Record set –
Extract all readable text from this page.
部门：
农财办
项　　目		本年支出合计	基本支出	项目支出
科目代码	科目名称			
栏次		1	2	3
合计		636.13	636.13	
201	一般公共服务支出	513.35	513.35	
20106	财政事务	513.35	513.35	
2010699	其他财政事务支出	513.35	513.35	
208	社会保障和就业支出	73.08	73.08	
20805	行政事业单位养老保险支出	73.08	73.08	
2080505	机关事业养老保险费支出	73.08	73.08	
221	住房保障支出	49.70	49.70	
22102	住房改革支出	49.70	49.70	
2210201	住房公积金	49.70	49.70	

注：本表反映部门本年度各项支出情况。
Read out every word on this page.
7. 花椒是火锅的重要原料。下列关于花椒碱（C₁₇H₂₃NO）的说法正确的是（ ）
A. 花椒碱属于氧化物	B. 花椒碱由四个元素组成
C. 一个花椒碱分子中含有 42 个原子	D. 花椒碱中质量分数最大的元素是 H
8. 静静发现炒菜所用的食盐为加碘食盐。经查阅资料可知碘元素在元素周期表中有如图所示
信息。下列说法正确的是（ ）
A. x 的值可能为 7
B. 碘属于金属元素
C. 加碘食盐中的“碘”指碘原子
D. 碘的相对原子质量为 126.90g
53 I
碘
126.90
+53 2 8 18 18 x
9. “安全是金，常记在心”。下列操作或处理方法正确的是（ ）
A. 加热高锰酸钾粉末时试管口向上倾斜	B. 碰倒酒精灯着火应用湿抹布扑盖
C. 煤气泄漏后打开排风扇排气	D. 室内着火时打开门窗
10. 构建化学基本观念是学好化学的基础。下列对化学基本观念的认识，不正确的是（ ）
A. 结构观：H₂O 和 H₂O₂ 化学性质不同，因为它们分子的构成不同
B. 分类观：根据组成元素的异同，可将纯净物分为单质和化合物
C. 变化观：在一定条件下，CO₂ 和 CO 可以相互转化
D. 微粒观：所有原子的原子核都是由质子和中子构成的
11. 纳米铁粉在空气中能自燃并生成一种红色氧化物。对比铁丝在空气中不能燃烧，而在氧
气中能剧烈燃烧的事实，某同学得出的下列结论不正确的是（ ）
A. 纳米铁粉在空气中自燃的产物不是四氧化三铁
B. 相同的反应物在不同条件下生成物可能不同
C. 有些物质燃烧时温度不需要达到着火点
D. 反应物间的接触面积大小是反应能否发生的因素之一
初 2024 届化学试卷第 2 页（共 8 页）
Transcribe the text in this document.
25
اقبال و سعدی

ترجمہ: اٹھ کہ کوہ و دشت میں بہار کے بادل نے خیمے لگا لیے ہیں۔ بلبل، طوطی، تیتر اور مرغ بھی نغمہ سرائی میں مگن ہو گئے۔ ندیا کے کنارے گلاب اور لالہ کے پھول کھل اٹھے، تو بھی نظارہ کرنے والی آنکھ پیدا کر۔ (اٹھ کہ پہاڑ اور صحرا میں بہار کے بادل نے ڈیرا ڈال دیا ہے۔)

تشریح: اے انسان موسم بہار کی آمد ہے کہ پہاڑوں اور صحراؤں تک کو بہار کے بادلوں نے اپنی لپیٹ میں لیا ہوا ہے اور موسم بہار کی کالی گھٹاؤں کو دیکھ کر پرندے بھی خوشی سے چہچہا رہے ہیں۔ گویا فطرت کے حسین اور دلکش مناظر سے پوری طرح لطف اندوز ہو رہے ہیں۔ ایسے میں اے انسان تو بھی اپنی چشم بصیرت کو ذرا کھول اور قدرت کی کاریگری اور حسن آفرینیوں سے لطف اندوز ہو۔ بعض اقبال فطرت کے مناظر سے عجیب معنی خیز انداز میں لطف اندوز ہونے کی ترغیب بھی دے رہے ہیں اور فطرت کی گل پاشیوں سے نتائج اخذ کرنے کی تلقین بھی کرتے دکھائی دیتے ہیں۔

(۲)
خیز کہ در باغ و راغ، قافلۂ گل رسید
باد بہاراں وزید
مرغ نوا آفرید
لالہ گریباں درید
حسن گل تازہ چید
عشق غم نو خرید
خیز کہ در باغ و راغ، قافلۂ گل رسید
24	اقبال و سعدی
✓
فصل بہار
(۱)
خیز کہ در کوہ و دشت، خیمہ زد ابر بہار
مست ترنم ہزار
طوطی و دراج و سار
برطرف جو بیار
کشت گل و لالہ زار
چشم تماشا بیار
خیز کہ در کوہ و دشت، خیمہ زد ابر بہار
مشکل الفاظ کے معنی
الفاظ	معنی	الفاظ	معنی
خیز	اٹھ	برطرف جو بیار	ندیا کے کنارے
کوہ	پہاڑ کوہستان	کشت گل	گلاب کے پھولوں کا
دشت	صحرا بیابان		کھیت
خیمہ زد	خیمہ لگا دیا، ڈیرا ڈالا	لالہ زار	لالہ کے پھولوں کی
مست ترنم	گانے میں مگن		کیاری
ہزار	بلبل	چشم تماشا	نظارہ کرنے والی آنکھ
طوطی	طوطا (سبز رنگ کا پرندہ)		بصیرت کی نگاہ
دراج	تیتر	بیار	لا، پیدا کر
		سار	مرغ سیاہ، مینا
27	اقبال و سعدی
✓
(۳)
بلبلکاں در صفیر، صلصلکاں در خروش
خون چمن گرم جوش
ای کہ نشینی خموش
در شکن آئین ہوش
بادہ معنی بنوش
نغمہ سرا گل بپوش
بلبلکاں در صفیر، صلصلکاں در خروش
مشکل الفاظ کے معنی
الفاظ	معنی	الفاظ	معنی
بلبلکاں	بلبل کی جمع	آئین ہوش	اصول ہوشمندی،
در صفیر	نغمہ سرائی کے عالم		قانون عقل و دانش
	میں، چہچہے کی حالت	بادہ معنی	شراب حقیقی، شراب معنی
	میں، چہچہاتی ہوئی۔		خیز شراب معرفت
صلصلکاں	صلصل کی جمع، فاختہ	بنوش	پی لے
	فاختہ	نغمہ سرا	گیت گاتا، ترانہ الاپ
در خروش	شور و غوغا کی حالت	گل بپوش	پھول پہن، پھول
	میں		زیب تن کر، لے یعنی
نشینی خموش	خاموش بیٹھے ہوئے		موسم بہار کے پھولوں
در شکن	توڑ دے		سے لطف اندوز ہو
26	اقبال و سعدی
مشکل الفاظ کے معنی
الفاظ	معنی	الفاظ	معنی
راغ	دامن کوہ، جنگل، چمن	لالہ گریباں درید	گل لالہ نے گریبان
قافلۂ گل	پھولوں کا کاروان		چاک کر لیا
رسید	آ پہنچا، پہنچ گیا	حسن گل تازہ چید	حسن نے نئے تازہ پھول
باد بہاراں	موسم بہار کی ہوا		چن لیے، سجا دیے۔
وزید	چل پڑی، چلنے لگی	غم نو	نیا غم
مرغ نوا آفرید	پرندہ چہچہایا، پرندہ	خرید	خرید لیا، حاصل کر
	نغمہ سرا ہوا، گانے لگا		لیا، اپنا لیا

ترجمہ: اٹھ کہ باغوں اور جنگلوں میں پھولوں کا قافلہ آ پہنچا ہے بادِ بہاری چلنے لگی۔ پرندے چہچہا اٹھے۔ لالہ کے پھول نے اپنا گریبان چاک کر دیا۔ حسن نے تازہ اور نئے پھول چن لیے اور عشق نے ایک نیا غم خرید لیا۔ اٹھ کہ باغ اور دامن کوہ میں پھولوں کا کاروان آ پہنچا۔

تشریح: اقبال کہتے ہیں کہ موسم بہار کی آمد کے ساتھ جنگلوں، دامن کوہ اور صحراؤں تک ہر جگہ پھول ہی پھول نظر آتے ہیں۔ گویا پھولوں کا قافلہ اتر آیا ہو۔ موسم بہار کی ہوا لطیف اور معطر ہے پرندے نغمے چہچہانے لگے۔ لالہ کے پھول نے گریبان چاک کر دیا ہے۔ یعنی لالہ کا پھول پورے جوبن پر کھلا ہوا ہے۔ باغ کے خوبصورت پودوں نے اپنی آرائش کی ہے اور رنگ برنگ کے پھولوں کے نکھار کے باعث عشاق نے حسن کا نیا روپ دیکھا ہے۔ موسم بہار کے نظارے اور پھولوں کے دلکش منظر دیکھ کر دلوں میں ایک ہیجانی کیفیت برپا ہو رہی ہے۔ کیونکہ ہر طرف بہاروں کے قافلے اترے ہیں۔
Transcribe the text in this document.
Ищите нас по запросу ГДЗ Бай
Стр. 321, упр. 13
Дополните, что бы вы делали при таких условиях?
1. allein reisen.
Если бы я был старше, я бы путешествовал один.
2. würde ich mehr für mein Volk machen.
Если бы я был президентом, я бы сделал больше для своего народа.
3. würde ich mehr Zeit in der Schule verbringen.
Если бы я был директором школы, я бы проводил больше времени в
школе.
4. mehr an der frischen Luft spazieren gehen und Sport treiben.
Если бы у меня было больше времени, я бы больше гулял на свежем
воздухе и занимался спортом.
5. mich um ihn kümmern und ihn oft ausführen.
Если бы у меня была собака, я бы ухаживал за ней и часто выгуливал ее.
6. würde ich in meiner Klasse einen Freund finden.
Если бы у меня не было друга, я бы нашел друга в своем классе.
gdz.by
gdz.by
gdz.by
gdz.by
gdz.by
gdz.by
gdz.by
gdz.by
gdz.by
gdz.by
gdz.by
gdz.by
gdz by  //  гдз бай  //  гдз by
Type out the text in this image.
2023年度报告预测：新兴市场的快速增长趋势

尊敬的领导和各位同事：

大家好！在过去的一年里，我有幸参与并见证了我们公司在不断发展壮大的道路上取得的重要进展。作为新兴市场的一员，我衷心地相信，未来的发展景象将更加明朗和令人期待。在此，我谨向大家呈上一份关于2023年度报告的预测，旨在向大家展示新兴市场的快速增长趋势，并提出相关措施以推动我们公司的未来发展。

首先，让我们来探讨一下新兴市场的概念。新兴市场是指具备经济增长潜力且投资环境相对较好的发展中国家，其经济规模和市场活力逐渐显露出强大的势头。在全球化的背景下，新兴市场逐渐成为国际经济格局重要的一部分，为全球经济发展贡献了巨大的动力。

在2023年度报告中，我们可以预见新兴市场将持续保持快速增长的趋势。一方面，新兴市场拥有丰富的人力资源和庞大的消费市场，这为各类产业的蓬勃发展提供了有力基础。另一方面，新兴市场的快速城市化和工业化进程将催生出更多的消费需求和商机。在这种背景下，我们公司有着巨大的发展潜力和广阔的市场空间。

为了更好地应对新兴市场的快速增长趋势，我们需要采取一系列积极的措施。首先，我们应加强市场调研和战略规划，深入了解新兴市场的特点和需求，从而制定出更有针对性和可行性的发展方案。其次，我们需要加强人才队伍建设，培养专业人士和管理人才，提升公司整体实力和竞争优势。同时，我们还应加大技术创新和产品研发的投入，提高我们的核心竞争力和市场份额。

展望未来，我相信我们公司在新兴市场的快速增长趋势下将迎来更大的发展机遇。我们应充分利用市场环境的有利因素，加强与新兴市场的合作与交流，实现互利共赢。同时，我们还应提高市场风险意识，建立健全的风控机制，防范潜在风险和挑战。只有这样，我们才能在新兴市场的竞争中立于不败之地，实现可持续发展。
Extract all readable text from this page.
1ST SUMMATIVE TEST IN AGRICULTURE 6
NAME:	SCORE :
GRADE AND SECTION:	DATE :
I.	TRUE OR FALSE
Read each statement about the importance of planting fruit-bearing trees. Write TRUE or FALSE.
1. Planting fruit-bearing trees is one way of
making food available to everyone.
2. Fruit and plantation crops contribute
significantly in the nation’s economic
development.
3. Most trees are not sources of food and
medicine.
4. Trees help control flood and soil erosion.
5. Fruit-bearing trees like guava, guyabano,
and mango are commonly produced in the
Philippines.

Required work –
Copy each line of the records containing the string "نشینی".

Answer to the problem –
ای کہ نشینی خموش
نشینی خموش	خاموش بیٹھے ہوئے		موسم بہار کے پھولوں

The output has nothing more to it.